PROBLEM STATEMENT
Copy out the rows word for word, starting at the row that contains "UI element localization: list" and ending after the row that contains "x-tick-label: Canada [324,344,367,375]".

Start of DATA IN THIS EXERCISE

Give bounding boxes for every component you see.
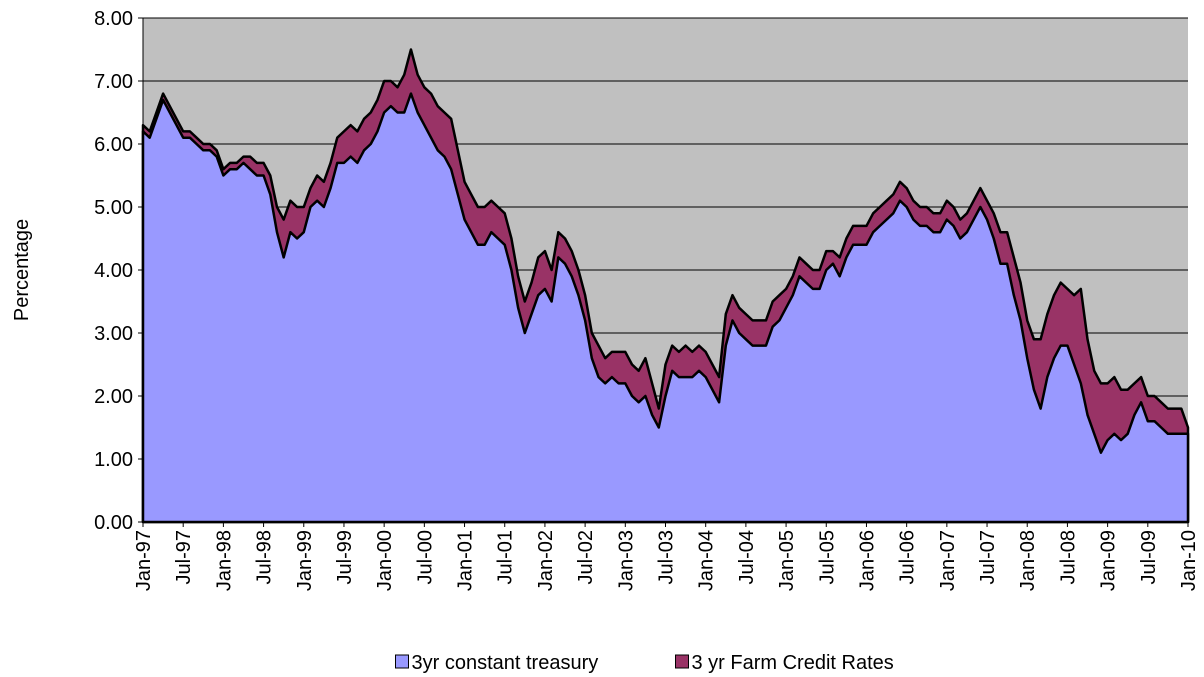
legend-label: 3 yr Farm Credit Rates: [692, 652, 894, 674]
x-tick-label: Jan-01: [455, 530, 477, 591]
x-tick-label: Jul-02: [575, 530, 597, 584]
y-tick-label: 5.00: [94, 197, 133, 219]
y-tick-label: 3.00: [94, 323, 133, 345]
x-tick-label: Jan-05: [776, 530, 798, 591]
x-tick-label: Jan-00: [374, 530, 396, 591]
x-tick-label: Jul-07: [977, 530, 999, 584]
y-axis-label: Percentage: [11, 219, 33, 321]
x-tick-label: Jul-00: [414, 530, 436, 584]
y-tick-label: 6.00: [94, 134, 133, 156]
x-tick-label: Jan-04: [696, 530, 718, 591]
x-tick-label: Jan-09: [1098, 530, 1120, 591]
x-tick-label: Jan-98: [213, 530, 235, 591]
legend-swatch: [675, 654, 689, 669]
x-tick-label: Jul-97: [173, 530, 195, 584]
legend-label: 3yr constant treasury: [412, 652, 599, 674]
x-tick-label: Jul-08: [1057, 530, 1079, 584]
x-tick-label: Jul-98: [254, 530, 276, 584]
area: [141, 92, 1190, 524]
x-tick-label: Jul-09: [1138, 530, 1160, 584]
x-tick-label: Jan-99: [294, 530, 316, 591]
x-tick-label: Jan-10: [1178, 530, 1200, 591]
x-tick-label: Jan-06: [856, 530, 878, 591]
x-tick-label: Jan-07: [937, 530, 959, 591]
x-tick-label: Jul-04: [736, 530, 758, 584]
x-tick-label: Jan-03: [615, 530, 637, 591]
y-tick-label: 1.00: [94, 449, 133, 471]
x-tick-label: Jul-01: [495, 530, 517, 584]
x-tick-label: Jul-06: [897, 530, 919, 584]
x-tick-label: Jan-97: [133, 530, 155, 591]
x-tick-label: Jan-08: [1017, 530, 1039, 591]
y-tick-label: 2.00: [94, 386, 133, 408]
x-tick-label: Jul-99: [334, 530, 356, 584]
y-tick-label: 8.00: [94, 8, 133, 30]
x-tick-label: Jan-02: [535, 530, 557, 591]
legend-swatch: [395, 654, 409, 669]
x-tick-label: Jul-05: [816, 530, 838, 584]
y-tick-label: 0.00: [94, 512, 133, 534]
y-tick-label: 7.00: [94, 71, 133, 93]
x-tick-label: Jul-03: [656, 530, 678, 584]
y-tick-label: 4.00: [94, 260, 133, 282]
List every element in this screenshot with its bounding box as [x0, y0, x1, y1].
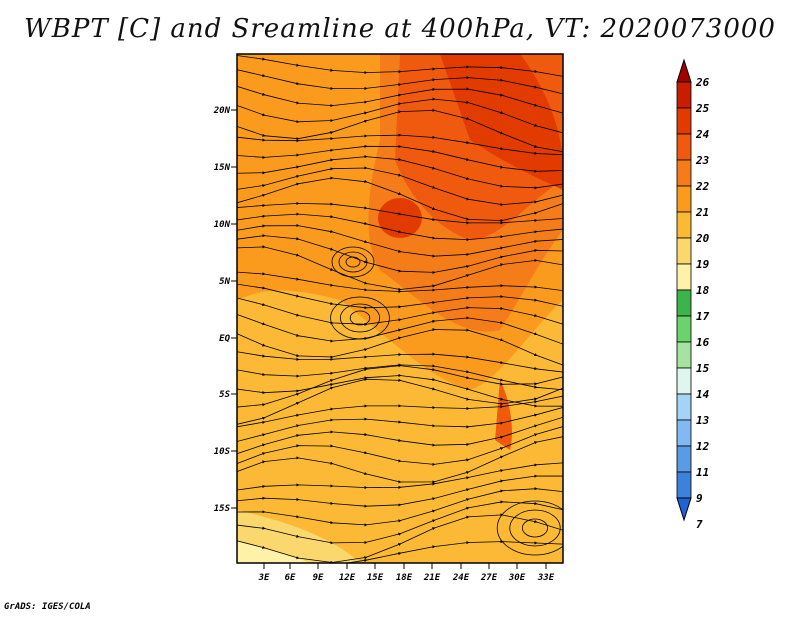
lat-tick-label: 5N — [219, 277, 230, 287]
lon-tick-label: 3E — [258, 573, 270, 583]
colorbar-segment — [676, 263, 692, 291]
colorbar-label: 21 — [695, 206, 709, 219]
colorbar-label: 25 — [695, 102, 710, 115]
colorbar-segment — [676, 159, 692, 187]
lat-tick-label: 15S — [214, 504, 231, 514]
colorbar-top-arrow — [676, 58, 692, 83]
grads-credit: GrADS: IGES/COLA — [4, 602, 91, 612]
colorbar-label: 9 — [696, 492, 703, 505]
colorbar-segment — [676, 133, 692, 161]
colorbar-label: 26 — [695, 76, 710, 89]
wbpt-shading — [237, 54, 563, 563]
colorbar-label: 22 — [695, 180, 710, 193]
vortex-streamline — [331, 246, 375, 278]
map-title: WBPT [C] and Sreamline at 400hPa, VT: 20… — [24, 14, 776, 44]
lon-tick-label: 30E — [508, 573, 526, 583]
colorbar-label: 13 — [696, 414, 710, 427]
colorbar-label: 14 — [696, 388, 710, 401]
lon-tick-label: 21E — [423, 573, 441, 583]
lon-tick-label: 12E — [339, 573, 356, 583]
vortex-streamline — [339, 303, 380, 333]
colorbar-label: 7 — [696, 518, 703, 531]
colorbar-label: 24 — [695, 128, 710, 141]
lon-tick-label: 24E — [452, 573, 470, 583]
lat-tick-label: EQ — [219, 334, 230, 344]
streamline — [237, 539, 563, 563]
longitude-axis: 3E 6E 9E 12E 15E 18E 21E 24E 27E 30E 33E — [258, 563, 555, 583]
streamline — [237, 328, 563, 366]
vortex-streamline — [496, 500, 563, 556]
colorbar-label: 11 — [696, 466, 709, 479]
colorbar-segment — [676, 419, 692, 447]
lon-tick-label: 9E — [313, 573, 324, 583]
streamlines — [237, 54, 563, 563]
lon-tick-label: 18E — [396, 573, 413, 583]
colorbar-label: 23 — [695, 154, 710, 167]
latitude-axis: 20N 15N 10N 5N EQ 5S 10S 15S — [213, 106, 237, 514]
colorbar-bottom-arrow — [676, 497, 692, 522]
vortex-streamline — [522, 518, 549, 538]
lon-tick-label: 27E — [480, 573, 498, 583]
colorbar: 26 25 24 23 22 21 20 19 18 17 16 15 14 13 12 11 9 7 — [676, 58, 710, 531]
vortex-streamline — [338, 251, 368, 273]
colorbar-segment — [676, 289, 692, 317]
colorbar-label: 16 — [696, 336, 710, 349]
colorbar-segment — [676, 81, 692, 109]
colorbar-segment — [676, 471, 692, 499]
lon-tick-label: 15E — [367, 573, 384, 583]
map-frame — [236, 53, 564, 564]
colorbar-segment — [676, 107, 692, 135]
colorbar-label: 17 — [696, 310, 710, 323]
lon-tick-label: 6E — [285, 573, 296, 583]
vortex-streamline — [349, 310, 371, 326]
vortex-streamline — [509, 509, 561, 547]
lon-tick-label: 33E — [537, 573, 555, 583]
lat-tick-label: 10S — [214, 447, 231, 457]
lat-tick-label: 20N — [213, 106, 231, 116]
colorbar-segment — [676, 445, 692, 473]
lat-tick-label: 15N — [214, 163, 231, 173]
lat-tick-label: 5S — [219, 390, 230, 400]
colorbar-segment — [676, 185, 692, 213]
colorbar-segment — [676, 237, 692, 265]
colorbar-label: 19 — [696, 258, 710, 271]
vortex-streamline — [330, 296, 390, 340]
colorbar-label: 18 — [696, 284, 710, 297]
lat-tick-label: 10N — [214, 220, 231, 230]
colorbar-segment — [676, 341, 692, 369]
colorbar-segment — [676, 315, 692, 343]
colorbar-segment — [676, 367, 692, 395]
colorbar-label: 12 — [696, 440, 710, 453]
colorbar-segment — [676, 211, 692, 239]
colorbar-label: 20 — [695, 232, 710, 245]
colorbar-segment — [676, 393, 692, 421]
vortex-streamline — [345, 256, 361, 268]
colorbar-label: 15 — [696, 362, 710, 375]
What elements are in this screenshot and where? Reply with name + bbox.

End of DATA IN THIS EXERCISE
Start of DATA IN THIS EXERCISE

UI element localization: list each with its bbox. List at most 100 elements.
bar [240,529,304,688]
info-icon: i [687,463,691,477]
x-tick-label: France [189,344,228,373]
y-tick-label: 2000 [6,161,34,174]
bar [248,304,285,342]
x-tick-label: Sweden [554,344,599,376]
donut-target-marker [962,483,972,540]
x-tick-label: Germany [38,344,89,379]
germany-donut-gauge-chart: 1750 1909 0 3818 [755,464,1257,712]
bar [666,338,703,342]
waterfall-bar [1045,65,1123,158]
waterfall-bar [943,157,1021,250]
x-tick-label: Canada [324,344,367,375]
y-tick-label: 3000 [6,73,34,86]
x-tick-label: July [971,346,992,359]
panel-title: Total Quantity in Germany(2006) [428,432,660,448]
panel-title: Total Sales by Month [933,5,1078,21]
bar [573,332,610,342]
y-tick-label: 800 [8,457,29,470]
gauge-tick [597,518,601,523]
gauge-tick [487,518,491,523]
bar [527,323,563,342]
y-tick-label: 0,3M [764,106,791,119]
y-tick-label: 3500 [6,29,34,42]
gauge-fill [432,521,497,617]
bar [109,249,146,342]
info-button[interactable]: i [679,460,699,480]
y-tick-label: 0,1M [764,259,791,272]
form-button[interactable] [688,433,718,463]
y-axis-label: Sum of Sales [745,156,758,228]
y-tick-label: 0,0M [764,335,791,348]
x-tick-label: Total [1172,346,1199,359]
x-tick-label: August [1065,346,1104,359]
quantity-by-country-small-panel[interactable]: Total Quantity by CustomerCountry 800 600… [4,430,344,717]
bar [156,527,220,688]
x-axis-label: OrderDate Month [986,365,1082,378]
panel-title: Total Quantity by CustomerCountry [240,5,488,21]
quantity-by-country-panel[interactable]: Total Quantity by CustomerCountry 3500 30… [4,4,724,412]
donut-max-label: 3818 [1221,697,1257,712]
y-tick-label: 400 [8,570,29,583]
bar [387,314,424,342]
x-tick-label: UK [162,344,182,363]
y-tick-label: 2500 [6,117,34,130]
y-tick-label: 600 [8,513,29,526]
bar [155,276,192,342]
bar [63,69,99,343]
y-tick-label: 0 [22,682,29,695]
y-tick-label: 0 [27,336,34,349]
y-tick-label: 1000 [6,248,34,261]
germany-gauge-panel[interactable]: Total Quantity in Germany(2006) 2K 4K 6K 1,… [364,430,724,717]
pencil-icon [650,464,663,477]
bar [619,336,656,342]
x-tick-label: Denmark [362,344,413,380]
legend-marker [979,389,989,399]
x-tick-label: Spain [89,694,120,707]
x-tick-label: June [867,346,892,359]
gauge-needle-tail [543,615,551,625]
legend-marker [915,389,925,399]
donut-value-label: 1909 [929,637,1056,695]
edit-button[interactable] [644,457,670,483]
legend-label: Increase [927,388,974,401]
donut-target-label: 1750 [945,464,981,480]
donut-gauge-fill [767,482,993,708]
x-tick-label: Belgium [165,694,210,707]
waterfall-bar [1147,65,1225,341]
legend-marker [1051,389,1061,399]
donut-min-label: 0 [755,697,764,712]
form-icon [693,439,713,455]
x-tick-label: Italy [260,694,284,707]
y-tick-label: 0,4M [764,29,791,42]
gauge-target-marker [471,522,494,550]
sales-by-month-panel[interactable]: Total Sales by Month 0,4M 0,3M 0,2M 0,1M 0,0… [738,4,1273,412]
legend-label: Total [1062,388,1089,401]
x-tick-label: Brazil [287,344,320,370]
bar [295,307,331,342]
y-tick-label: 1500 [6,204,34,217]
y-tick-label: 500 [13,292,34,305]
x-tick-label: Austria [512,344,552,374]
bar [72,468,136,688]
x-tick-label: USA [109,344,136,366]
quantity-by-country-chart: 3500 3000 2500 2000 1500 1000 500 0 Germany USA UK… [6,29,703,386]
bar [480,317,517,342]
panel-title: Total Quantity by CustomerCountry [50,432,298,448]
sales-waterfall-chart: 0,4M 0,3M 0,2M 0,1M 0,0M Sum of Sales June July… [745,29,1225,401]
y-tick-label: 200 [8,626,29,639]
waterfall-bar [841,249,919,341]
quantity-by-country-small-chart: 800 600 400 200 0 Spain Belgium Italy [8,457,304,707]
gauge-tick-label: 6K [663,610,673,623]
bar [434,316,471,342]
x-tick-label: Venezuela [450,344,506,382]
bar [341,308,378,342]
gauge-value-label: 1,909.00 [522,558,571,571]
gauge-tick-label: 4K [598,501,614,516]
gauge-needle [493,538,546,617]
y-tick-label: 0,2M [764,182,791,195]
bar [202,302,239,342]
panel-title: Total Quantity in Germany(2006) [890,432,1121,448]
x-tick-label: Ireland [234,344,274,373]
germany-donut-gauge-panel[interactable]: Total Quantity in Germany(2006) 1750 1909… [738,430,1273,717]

End of DATA IN THIS EXERCISE

ANSWER TO THE EXERCISE
UI element localization: list each with its bbox. List at most 100 elements.
bar [240,529,304,688]
info-icon: i [687,463,691,477]
x-tick-label: France [189,344,228,373]
y-tick-label: 2000 [6,161,34,174]
bar [248,304,285,342]
x-tick-label: Sweden [554,344,599,376]
donut-target-marker [962,483,972,540]
x-tick-label: Germany [38,344,89,379]
germany-donut-gauge-chart: 1750 1909 0 3818 [755,464,1257,712]
bar [666,338,703,342]
waterfall-bar [1045,65,1123,158]
waterfall-bar [943,157,1021,250]
x-tick-label: Canada [324,344,367,375]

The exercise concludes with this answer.